Dataset excerpts:
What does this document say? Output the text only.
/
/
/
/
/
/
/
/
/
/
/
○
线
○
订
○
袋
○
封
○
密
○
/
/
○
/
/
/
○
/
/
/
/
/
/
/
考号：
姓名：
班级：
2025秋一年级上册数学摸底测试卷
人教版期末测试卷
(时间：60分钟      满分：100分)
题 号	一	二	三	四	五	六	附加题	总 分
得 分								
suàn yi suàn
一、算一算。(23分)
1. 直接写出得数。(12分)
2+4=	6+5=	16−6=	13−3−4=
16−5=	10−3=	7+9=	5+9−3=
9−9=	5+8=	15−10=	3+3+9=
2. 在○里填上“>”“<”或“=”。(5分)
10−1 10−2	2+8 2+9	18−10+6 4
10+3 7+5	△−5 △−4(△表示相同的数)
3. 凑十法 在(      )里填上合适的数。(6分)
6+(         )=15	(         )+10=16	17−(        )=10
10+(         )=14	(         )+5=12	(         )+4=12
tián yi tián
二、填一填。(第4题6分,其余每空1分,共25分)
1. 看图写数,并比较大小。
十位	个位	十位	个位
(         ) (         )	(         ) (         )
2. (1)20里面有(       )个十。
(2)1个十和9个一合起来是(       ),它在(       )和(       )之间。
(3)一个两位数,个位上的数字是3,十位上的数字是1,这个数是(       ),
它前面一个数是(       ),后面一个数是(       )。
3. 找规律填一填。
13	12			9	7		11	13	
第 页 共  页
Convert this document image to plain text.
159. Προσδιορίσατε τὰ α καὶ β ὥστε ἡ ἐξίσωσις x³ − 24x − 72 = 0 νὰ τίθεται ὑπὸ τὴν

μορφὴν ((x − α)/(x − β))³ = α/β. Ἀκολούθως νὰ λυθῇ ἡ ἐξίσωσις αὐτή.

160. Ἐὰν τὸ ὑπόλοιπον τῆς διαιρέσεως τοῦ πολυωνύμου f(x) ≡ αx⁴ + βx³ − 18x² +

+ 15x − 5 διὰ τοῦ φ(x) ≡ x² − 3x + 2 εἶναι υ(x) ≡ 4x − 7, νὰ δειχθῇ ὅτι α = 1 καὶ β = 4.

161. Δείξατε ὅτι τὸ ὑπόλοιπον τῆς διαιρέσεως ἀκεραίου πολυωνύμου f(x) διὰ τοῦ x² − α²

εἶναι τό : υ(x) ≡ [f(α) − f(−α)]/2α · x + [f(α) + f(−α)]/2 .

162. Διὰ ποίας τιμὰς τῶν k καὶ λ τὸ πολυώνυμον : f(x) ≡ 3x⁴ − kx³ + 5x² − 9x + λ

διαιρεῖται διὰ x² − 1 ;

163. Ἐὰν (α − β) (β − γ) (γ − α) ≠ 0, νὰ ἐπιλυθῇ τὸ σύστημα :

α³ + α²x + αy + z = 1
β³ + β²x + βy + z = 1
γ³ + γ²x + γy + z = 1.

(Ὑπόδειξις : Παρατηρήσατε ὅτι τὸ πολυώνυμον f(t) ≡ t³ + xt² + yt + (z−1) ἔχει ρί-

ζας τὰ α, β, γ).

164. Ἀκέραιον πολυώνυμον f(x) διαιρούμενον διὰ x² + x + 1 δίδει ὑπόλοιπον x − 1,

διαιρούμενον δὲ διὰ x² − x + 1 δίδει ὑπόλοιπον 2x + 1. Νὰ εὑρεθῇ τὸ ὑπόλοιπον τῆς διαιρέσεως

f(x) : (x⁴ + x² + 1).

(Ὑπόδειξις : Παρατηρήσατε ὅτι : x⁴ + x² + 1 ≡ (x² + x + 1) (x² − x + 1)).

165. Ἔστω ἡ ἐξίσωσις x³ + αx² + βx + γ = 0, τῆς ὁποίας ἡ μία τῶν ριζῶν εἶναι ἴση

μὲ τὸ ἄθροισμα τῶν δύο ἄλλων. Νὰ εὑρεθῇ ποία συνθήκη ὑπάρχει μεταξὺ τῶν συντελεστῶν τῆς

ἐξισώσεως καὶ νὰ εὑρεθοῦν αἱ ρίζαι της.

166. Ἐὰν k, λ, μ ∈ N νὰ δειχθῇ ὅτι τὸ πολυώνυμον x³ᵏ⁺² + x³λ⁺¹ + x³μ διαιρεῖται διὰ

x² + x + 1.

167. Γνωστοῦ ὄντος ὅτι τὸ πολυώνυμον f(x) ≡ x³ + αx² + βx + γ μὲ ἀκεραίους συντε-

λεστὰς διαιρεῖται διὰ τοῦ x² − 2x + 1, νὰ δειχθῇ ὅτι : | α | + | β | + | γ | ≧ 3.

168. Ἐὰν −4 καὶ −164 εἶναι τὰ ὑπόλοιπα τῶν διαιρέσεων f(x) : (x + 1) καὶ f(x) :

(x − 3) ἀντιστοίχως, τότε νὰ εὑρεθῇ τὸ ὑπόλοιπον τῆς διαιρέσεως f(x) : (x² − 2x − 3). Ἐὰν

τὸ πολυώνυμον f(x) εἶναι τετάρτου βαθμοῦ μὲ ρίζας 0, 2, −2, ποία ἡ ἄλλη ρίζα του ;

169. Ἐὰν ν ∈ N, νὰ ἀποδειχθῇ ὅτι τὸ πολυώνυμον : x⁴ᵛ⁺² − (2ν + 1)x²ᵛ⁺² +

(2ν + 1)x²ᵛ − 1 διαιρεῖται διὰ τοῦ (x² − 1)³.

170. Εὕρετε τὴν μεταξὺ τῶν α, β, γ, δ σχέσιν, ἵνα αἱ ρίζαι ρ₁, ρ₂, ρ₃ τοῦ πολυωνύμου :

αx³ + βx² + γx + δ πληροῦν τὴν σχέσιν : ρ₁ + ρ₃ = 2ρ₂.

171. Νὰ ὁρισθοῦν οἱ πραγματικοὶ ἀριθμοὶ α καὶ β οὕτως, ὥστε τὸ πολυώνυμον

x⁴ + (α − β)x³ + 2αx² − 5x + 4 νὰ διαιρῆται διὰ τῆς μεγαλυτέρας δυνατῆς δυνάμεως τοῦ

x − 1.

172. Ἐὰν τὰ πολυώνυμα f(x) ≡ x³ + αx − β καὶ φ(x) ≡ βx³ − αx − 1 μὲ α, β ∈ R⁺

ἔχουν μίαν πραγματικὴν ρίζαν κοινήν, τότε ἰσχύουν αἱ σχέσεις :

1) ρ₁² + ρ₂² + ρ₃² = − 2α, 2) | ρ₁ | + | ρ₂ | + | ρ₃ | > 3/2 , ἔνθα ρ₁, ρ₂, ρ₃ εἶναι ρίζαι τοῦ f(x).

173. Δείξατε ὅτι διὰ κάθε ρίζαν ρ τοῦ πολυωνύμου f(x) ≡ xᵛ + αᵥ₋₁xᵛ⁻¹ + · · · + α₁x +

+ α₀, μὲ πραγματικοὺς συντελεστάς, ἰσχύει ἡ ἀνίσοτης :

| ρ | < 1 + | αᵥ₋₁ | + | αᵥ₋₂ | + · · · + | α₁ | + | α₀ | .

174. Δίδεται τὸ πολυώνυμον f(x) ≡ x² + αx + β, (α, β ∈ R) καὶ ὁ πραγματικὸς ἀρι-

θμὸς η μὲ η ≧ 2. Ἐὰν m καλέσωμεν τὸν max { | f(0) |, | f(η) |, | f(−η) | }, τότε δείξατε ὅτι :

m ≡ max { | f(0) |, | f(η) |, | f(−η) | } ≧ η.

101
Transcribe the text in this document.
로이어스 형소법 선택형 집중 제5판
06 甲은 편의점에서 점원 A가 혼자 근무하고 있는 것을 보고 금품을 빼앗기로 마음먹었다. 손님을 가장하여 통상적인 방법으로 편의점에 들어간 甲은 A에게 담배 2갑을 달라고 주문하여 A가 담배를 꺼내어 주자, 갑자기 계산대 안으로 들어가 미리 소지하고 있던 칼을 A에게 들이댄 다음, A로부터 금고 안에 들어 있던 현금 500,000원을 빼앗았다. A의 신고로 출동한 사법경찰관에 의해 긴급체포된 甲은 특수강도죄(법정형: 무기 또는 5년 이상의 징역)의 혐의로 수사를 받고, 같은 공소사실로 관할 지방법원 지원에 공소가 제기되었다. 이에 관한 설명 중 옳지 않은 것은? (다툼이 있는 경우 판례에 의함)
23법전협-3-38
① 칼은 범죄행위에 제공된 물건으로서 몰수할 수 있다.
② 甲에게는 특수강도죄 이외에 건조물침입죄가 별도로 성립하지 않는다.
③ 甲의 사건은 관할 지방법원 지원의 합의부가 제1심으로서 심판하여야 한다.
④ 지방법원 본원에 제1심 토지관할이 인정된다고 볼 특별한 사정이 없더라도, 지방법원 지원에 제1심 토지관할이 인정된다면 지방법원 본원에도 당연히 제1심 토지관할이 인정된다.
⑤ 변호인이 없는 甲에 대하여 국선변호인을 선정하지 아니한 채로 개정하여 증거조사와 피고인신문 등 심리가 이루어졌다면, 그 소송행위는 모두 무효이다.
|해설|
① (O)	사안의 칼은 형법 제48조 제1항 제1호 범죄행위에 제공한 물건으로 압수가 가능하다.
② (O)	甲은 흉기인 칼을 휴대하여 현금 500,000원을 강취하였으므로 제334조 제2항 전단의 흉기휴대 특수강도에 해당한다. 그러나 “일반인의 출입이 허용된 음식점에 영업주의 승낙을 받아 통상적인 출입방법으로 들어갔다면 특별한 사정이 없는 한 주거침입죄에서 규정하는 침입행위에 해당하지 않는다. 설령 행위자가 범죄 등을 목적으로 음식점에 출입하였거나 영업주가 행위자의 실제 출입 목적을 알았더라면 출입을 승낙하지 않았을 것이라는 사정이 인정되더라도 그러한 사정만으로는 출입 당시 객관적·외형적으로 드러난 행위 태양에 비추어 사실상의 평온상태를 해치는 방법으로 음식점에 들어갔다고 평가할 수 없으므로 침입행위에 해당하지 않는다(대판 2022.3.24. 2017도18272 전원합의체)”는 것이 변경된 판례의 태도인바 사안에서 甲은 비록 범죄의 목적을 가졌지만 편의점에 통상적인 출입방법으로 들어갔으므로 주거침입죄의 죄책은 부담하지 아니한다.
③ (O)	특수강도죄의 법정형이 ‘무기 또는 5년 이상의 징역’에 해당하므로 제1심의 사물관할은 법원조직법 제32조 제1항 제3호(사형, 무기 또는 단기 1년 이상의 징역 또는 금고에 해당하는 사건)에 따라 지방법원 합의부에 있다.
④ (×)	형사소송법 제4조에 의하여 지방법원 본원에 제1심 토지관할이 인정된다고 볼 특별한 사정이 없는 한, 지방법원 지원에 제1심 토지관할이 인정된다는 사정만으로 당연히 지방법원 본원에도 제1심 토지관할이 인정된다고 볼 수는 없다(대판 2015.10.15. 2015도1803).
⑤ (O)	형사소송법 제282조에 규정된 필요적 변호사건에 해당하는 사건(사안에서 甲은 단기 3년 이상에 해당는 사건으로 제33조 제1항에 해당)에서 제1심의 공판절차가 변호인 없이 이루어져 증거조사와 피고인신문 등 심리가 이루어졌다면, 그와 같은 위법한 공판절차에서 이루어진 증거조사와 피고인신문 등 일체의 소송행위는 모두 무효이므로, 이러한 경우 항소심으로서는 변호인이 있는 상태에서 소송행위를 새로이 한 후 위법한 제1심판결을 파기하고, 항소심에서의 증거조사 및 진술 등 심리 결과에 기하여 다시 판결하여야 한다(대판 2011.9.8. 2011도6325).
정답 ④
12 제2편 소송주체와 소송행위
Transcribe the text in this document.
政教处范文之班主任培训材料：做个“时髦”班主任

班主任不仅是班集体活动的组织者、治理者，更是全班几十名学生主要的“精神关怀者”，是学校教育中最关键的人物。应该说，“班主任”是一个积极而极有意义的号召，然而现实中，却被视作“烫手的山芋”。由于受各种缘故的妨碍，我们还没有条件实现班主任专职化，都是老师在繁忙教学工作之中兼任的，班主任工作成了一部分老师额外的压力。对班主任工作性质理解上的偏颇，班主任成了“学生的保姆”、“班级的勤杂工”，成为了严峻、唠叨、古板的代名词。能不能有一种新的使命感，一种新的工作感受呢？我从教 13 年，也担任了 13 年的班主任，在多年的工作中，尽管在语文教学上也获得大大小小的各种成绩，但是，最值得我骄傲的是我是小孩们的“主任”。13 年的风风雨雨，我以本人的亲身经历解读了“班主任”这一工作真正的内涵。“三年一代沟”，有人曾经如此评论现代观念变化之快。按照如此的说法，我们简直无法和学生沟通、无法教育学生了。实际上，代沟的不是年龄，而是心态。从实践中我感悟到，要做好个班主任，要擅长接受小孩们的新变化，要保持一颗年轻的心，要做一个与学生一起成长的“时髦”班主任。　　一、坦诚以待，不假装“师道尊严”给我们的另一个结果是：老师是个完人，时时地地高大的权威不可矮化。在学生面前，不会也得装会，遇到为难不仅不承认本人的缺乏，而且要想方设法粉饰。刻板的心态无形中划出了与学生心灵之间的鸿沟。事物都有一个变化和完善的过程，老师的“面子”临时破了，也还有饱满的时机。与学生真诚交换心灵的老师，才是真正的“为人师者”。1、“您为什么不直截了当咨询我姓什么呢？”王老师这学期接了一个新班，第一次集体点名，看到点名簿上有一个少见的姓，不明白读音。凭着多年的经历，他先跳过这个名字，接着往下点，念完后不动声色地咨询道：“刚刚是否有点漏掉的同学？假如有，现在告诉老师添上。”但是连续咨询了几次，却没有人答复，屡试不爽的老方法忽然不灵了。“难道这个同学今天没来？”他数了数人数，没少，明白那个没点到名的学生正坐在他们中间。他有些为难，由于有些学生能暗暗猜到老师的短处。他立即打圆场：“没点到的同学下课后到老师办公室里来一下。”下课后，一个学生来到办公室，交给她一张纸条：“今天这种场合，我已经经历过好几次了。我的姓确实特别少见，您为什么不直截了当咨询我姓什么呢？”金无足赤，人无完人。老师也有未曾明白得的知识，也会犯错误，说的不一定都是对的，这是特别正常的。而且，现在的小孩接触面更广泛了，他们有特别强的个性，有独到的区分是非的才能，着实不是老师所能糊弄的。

Your instructions:
State the count of lines in the data holding the word "ρίζαι", adding nothing to it.

Complete output:
3